- TASK INSTRUCTIONS
Copy out all the lines exactly. Omit pictures.

A run of records

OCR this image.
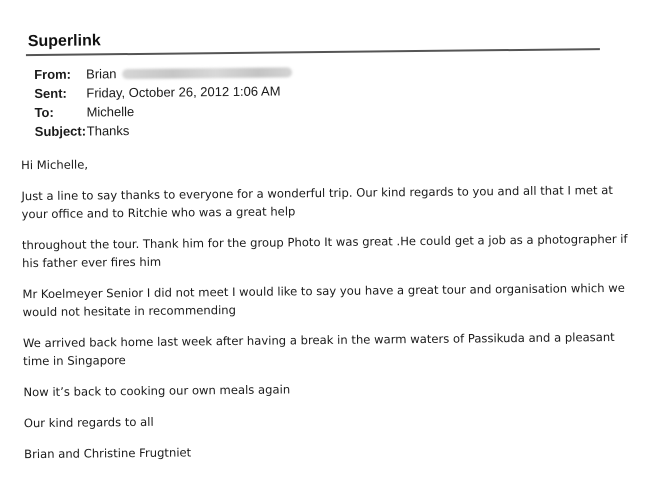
Superlink
From:	Brian
Sent:	Friday, October 26, 2012 1:06 AM
To:	Michelle
Subject: Thanks

Hi Michelle,

Just a line to say thanks to everyone for a wonderful trip. Our kind regards to you and all that I met at your office and to Ritchie who was a great help

throughout the tour. Thank him for the group Photo It was great .He could get a job as a photographer if his father ever fires him

Mr Koelmeyer Senior I did not meet I would like to say you have a great tour and organisation which we would not hesitate in recommending

We arrived back home last week after having a break in the warm waters of Passikuda and a pleasant time in Singapore

Now it’s back to cooking our own meals again

Our kind regards to all

Brian and Christine Frugtniet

- ANSWER TO THE PROBLEM
OCR this image.
Superlink
From:	Brian
Sent:	Friday, October 26, 2012 1:06 AM
To:	Michelle
Subject: Thanks

Hi Michelle,

Just a line to say thanks to everyone for a wonderful trip. Our kind regards to you and all that I met at your office and to Ritchie who was a great help

throughout the tour. Thank him for the group Photo It was great .He could get a job as a photographer if his father ever fires him

Mr Koelmeyer Senior I did not meet I would like to say you have a great tour and organisation which we would not hesitate in recommending

We arrived back home last week after having a break in the warm waters of Passikuda and a pleasant time in Singapore

Now it’s back to cooking our own meals again

Our kind regards to all

Brian and Christine Frugtniet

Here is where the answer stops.